# RECORDS FOR THIS EXERCISE
---
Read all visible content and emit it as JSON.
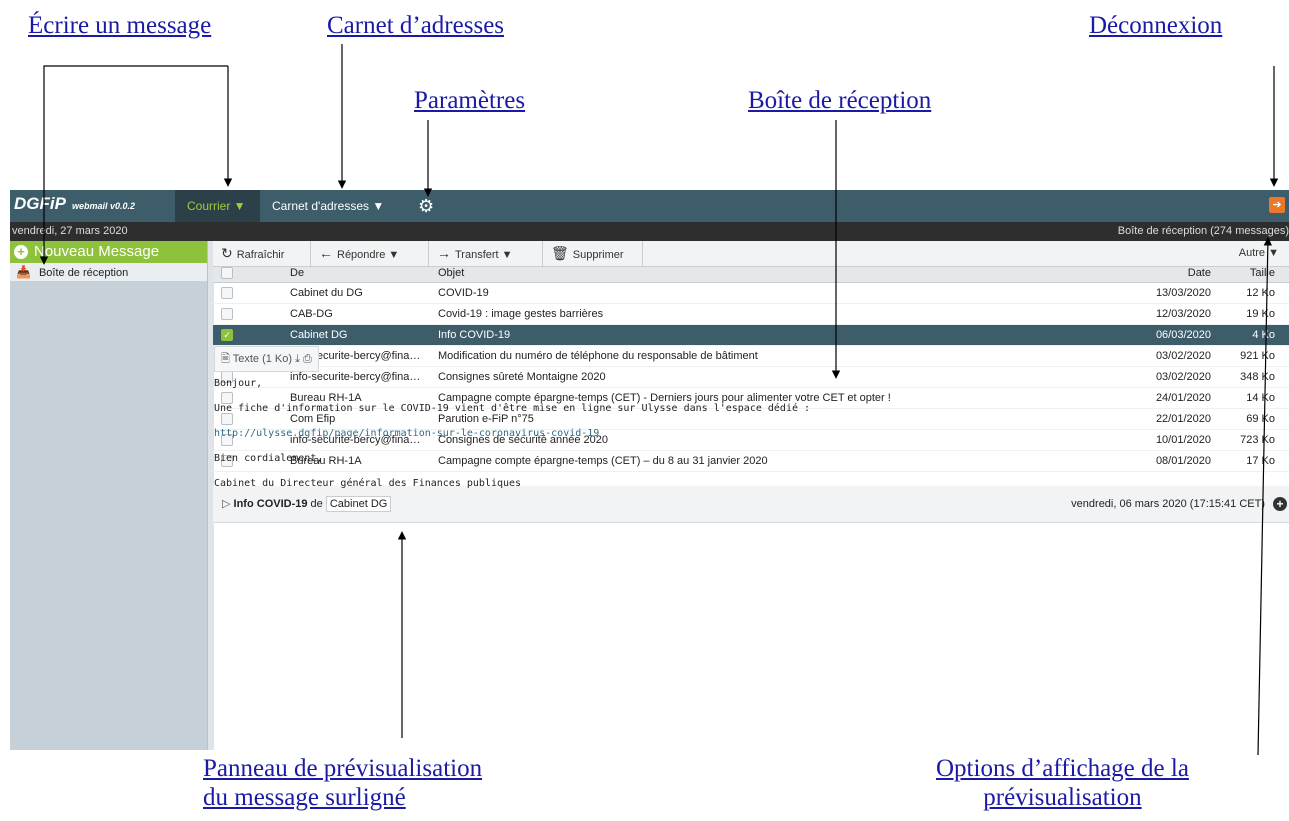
{
  "annotations": {
    "ecrire": "Écrire un message",
    "carnet": "Carnet d’adresses ",
    "deconnexion": "Déconnexion",
    "parametres": "Paramètres ",
    "boite": "Boîte de réception",
    "panneau_line1": "Panneau de prévisualisation",
    "panneau_line2": "du message surligné",
    "options_line1": " Options d’affichage de la",
    "options_line2": "prévisualisation"
  },
  "app": {
    "logo": "DGFiP",
    "logo_sub": "webmail v0.0.2",
    "menu_courrier": "Courrier ▼",
    "menu_carnet": "Carnet d'adresses ▼",
    "date": "vendredi, 27 mars 2020",
    "inbox_status": "Boîte de réception (274 messages)"
  },
  "sidebar": {
    "new_message": "Nouveau Message",
    "inbox": "Boîte de réception"
  },
  "toolbar": {
    "refresh": "Rafraîchir",
    "reply": "Répondre ▼",
    "forward": "Transfert ▼",
    "delete": "Supprimer",
    "other": "Autre ▼"
  },
  "columns": {
    "from": "De",
    "subject": "Objet",
    "date": "Date",
    "size": "Taille"
  },
  "messages": [
    {
      "from": "Cabinet du DG",
      "subject": "COVID-19",
      "date": "13/03/2020",
      "size": "12 Ko",
      "selected": false
    },
    {
      "from": "CAB-DG",
      "subject": "Covid-19 : image gestes barrières",
      "date": "12/03/2020",
      "size": "19 Ko",
      "selected": false
    },
    {
      "from": "Cabinet DG",
      "subject": "Info COVID-19",
      "date": "06/03/2020",
      "size": "4 Ko",
      "selected": true
    },
    {
      "from": "info-securite-bercy@fina…",
      "subject": "Modification du numéro de téléphone du responsable de bâtiment",
      "date": "03/02/2020",
      "size": "921 Ko",
      "selected": false
    },
    {
      "from": "info-securite-bercy@fina…",
      "subject": "Consignes sûreté Montaigne 2020",
      "date": "03/02/2020",
      "size": "348 Ko",
      "selected": false
    },
    {
      "from": "Bureau RH-1A",
      "subject": "Campagne compte épargne-temps (CET) - Derniers jours pour alimenter votre CET et opter !",
      "date": "24/01/2020",
      "size": "14 Ko",
      "selected": false
    },
    {
      "from": "Com Efip",
      "subject": "Parution e-FiP n°75",
      "date": "22/01/2020",
      "size": "69 Ko",
      "selected": false
    },
    {
      "from": "info-securite-bercy@fina…",
      "subject": "Consignes de sécurité année 2020",
      "date": "10/01/2020",
      "size": "723 Ko",
      "selected": false
    },
    {
      "from": "Bureau RH-1A",
      "subject": "Campagne compte épargne-temps (CET) – du 8 au 31 janvier 2020",
      "date": "08/01/2020",
      "size": "17 Ko",
      "selected": false
    }
  ],
  "preview": {
    "subject": "Info COVID-19",
    "from_label": "de",
    "sender": "Cabinet DG",
    "date": "vendredi, 06 mars 2020 (17:15:41 CET)",
    "attachment": "Texte (1 Ko)",
    "body": {
      "greeting": "Bonjour,",
      "line1": "Une fiche d'information sur le COVID-19 vient d'être mise en ligne sur Ulysse dans l'espace dédié :",
      "link": "http://ulysse.dgfip/page/information-sur-le-coronavirus-covid-19",
      "closing": "Bien cordialement,",
      "signature": "Cabinet du Directeur général des Finances publiques"
    }
  }
}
---
# WHAT YOU NEED TO DO
Leave out the pictures and reproduce the rest of the listing exactly.

# TASK OUTPUT
Read all visible content and emit it as JSON.
{
  "annotations": {
    "ecrire": "Écrire un message",
    "carnet": "Carnet d’adresses ",
    "deconnexion": "Déconnexion",
    "parametres": "Paramètres ",
    "boite": "Boîte de réception",
    "panneau_line1": "Panneau de prévisualisation",
    "panneau_line2": "du message surligné",
    "options_line1": " Options d’affichage de la",
    "options_line2": "prévisualisation"
  },
  "app": {
    "logo": "DGFiP",
    "logo_sub": "webmail v0.0.2",
    "menu_courrier": "Courrier ▼",
    "menu_carnet": "Carnet d'adresses ▼",
    "date": "vendredi, 27 mars 2020",
    "inbox_status": "Boîte de réception (274 messages)"
  },
  "sidebar": {
    "new_message": "Nouveau Message",
    "inbox": "Boîte de réception"
  },
  "toolbar": {
    "refresh": "Rafraîchir",
    "reply": "Répondre ▼",
    "forward": "Transfert ▼",
    "delete": "Supprimer",
    "other": "Autre ▼"
  },
  "columns": {
    "from": "De",
    "subject": "Objet",
    "date": "Date",
    "size": "Taille"
  },
  "messages": [
    {
      "from": "Cabinet du DG",
      "subject": "COVID-19",
      "date": "13/03/2020",
      "size": "12 Ko",
      "selected": false
    },
    {
      "from": "CAB-DG",
      "subject": "Covid-19 : image gestes barrières",
      "date": "12/03/2020",
      "size": "19 Ko",
      "selected": false
    },
    {
      "from": "Cabinet DG",
      "subject": "Info COVID-19",
      "date": "06/03/2020",
      "size": "4 Ko",
      "selected": true
    },
    {
      "from": "info-securite-bercy@fina…",
      "subject": "Modification du numéro de téléphone du responsable de bâtiment",
      "date": "03/02/2020",
      "size": "921 Ko",
      "selected": false
    },
    {
      "from": "info-securite-bercy@fina…",
      "subject": "Consignes sûreté Montaigne 2020",
      "date": "03/02/2020",
      "size": "348 Ko",
      "selected": false
    },
    {
      "from": "Bureau RH-1A",
      "subject": "Campagne compte épargne-temps (CET) - Derniers jours pour alimenter votre CET et opter !",
      "date": "24/01/2020",
      "size": "14 Ko",
      "selected": false
    },
    {
      "from": "Com Efip",
      "subject": "Parution e-FiP n°75",
      "date": "22/01/2020",
      "size": "69 Ko",
      "selected": false
    },
    {
      "from": "info-securite-bercy@fina…",
      "subject": "Consignes de sécurité année 2020",
      "date": "10/01/2020",
      "size": "723 Ko",
      "selected": false
    },
    {
      "from": "Bureau RH-1A",
      "subject": "Campagne compte épargne-temps (CET) – du 8 au 31 janvier 2020",
      "date": "08/01/2020",
      "size": "17 Ko",
      "selected": false
    }
  ],
  "preview": {
    "subject": "Info COVID-19",
    "from_label": "de",
    "sender": "Cabinet DG",
    "date": "vendredi, 06 mars 2020 (17:15:41 CET)",
    "attachment": "Texte (1 Ko)",
    "body": {
      "greeting": "Bonjour,",
      "line1": "Une fiche d'information sur le COVID-19 vient d'être mise en ligne sur Ulysse dans l'espace dédié :",
      "link": "http://ulysse.dgfip/page/information-sur-le-coronavirus-covid-19",
      "closing": "Bien cordialement,",
      "signature": "Cabinet du Directeur général des Finances publiques"
    }
  }
}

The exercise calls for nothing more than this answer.